◆ **Task brief**
Given the entries below, copy each of them out exactly.
##### Task material
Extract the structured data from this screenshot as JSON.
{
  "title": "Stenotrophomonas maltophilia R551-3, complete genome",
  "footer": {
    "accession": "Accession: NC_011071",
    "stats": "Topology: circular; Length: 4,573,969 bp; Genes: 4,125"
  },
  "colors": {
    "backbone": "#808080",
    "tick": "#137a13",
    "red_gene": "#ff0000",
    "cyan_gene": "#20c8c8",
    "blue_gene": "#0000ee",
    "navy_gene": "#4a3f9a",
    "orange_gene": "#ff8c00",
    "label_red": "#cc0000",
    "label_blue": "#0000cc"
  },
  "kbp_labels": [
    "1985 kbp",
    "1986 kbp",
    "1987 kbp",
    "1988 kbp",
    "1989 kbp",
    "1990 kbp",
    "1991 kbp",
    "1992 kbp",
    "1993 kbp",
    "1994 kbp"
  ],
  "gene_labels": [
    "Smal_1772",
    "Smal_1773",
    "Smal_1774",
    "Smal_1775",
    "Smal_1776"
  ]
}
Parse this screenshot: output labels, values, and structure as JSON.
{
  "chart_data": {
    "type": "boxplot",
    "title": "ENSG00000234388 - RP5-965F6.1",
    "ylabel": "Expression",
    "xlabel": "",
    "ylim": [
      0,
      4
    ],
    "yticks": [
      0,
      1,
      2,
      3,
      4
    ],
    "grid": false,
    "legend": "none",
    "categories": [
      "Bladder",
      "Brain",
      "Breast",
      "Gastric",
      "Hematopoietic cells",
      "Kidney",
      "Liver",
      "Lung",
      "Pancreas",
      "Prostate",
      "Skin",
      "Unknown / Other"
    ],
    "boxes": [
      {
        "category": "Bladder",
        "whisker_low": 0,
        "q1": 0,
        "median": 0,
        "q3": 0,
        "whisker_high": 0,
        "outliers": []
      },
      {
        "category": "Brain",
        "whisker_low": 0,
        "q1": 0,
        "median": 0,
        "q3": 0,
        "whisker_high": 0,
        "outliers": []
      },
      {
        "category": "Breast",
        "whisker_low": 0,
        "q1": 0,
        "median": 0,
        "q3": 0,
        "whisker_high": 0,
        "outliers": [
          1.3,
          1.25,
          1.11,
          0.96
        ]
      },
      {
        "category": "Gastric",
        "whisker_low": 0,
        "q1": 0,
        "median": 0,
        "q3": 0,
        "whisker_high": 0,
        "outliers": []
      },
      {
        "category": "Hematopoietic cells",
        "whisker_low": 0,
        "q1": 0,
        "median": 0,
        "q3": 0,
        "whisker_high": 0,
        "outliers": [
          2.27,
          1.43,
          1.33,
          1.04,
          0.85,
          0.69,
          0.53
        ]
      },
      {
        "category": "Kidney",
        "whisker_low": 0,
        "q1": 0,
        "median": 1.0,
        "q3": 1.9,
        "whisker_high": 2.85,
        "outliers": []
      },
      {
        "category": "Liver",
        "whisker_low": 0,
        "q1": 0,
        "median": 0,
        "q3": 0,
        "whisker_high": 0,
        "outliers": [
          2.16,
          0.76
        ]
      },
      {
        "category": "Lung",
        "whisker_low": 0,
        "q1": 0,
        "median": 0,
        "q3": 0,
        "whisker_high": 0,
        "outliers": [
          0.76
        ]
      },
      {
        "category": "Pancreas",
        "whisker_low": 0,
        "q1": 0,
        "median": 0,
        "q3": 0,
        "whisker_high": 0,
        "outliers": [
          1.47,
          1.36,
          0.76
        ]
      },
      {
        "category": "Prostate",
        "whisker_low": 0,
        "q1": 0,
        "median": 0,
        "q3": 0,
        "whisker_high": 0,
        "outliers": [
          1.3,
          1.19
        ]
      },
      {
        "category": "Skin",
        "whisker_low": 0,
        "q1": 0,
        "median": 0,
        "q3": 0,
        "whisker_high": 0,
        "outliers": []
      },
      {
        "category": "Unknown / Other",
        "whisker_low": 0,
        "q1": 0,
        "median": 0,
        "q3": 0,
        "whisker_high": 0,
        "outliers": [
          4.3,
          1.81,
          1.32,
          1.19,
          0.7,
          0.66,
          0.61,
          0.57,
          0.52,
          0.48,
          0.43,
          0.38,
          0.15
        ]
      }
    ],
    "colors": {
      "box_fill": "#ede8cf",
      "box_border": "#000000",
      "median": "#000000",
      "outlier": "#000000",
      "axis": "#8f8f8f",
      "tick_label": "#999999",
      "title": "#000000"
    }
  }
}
##########
◆ **Response to this task**
Extract the structured data from this screenshot as JSON.
{
  "title": "Stenotrophomonas maltophilia R551-3, complete genome",
  "footer": {
    "accession": "Accession: NC_011071",
    "stats": "Topology: circular; Length: 4,573,969 bp; Genes: 4,125"
  },
  "colors": {
    "backbone": "#808080",
    "tick": "#137a13",
    "red_gene": "#ff0000",
    "cyan_gene": "#20c8c8",
    "blue_gene": "#0000ee",
    "navy_gene": "#4a3f9a",
    "orange_gene": "#ff8c00",
    "label_red": "#cc0000",
    "label_blue": "#0000cc"
  },
  "kbp_labels": [
    "1985 kbp",
    "1986 kbp",
    "1987 kbp",
    "1988 kbp",
    "1989 kbp",
    "1990 kbp",
    "1991 kbp",
    "1992 kbp",
    "1993 kbp",
    "1994 kbp"
  ],
  "gene_labels": [
    "Smal_1772",
    "Smal_1773",
    "Smal_1774",
    "Smal_1775",
    "Smal_1776"
  ]
}
Parse this screenshot: output labels, values, and structure as JSON.
{
  "chart_data": {
    "type": "boxplot",
    "title": "ENSG00000234388 - RP5-965F6.1",
    "ylabel": "Expression",
    "xlabel": "",
    "ylim": [
      0,
      4
    ],
    "yticks": [
      0,
      1,
      2,
      3,
      4
    ],
    "grid": false,
    "legend": "none",
    "categories": [
      "Bladder",
      "Brain",
      "Breast",
      "Gastric",
      "Hematopoietic cells",
      "Kidney",
      "Liver",
      "Lung",
      "Pancreas",
      "Prostate",
      "Skin",
      "Unknown / Other"
    ],
    "boxes": [
      {
        "category": "Bladder",
        "whisker_low": 0,
        "q1": 0,
        "median": 0,
        "q3": 0,
        "whisker_high": 0,
        "outliers": []
      },
      {
        "category": "Brain",
        "whisker_low": 0,
        "q1": 0,
        "median": 0,
        "q3": 0,
        "whisker_high": 0,
        "outliers": []
      },
      {
        "category": "Breast",
        "whisker_low": 0,
        "q1": 0,
        "median": 0,
        "q3": 0,
        "whisker_high": 0,
        "outliers": [
          1.3,
          1.25,
          1.11,
          0.96
        ]
      },
      {
        "category": "Gastric",
        "whisker_low": 0,
        "q1": 0,
        "median": 0,
        "q3": 0,
        "whisker_high": 0,
        "outliers": []
      },
      {
        "category": "Hematopoietic cells",
        "whisker_low": 0,
        "q1": 0,
        "median": 0,
        "q3": 0,
        "whisker_high": 0,
        "outliers": [
          2.27,
          1.43,
          1.33,
          1.04,
          0.85,
          0.69,
          0.53
        ]
      },
      {
        "category": "Kidney",
        "whisker_low": 0,
        "q1": 0,
        "median": 1.0,
        "q3": 1.9,
        "whisker_high": 2.85,
        "outliers": []
      },
      {
        "category": "Liver",
        "whisker_low": 0,
        "q1": 0,
        "median": 0,
        "q3": 0,
        "whisker_high": 0,
        "outliers": [
          2.16,
          0.76
        ]
      },
      {
        "category": "Lung",
        "whisker_low": 0,
        "q1": 0,
        "median": 0,
        "q3": 0,
        "whisker_high": 0,
        "outliers": [
          0.76
        ]
      },
      {
        "category": "Pancreas",
        "whisker_low": 0,
        "q1": 0,
        "median": 0,
        "q3": 0,
        "whisker_high": 0,
        "outliers": [
          1.47,
          1.36,
          0.76
        ]
      },
      {
        "category": "Prostate",
        "whisker_low": 0,
        "q1": 0,
        "median": 0,
        "q3": 0,
        "whisker_high": 0,
        "outliers": [
          1.3,
          1.19
        ]
      },
      {
        "category": "Skin",
        "whisker_low": 0,
        "q1": 0,
        "median": 0,
        "q3": 0,
        "whisker_high": 0,
        "outliers": []
      },
      {
        "category": "Unknown / Other",
        "whisker_low": 0,
        "q1": 0,
        "median": 0,
        "q3": 0,
        "whisker_high": 0,
        "outliers": [
          4.3,
          1.81,
          1.32,
          1.19,
          0.7,
          0.66,
          0.61,
          0.57,
          0.52,
          0.48,
          0.43,
          0.38,
          0.15
        ]
      }
    ],
    "colors": {
      "box_fill": "#ede8cf",
      "box_border": "#000000",
      "median": "#000000",
      "outlier": "#000000",
      "axis": "#8f8f8f",
      "tick_label": "#999999",
      "title": "#000000"
    }
  }
}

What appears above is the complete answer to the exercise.